[Start Supplied entries]

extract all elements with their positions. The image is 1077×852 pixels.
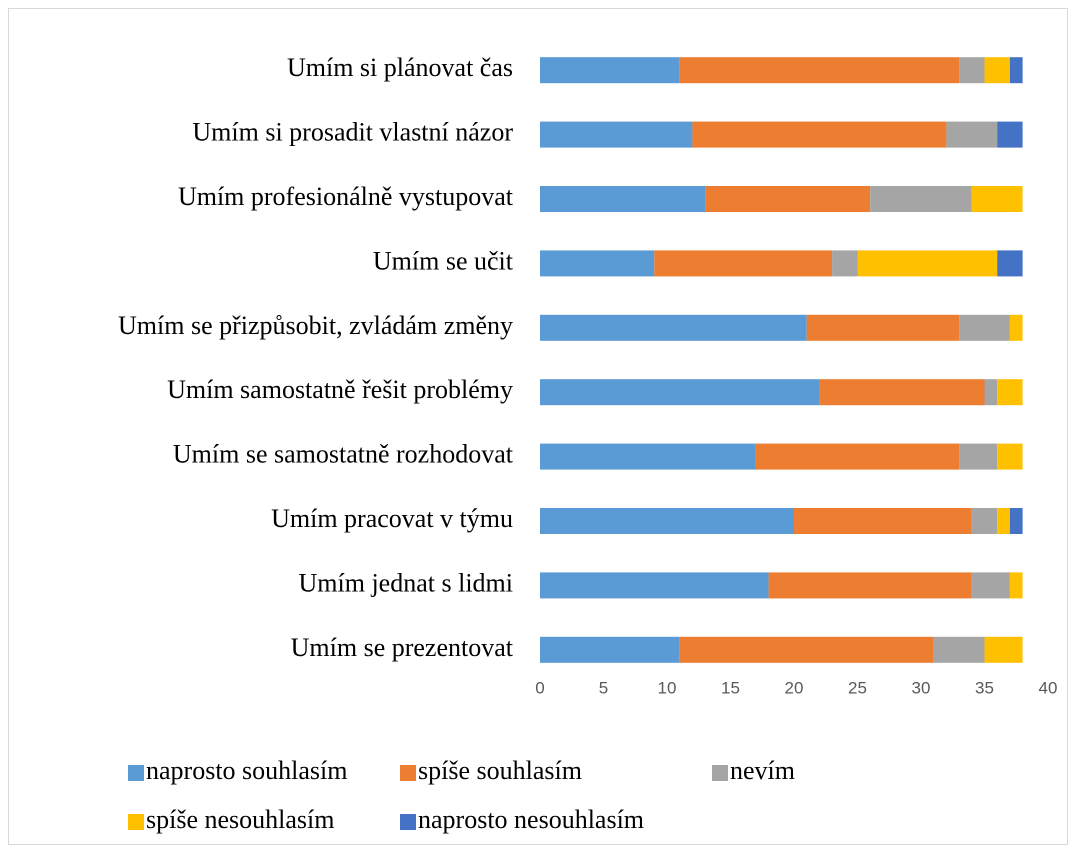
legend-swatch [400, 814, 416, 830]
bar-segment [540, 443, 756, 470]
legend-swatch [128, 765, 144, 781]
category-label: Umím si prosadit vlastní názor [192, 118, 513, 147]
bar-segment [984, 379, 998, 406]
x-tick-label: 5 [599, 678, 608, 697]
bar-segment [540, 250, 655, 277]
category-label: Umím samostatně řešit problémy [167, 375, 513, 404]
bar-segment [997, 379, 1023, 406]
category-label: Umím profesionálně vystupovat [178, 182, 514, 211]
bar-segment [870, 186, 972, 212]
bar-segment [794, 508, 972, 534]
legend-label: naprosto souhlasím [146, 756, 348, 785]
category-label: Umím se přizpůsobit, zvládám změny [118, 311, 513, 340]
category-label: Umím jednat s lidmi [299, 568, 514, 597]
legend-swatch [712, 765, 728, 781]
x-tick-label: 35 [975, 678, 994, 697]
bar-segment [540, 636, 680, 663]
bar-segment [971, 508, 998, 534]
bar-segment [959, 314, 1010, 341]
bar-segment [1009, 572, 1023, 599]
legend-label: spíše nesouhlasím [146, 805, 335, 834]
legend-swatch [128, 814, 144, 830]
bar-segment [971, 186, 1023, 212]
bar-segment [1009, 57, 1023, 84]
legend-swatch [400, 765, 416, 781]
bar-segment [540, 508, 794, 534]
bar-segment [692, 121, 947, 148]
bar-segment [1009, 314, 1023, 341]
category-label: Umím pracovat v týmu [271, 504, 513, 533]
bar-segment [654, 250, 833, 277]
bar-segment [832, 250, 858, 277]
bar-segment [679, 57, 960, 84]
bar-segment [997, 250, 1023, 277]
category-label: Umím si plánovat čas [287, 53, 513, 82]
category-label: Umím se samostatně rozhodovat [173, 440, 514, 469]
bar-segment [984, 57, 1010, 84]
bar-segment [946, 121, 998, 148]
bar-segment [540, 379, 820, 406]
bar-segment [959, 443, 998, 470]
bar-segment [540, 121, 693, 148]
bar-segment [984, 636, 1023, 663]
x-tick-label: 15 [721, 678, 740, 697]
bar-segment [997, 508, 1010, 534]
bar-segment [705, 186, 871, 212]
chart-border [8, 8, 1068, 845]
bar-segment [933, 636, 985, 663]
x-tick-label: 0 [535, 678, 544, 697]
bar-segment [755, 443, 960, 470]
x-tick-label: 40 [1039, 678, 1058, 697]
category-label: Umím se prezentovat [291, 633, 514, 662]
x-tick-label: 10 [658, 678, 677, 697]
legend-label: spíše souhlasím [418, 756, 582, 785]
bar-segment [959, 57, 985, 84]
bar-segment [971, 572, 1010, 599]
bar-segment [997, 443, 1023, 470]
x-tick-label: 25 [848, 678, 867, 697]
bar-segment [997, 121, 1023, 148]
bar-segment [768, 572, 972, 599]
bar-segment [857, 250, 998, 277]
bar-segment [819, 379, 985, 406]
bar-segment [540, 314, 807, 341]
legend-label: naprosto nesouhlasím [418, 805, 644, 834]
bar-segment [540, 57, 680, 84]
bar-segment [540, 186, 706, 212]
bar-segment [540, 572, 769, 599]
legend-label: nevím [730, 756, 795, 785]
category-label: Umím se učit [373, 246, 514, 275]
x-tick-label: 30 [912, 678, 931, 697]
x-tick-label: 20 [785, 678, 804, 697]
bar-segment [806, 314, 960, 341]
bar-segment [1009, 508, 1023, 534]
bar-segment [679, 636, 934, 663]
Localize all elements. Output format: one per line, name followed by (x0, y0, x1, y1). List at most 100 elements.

[End Supplied entries]

Exercise:
Report each line of the records above that contains the string "swatch". Case counts.

Result below:
legend-swatch [400, 814, 416, 830]
legend-swatch [128, 765, 144, 781]
legend-swatch [712, 765, 728, 781]
legend-swatch [128, 814, 144, 830]
legend-swatch [400, 765, 416, 781]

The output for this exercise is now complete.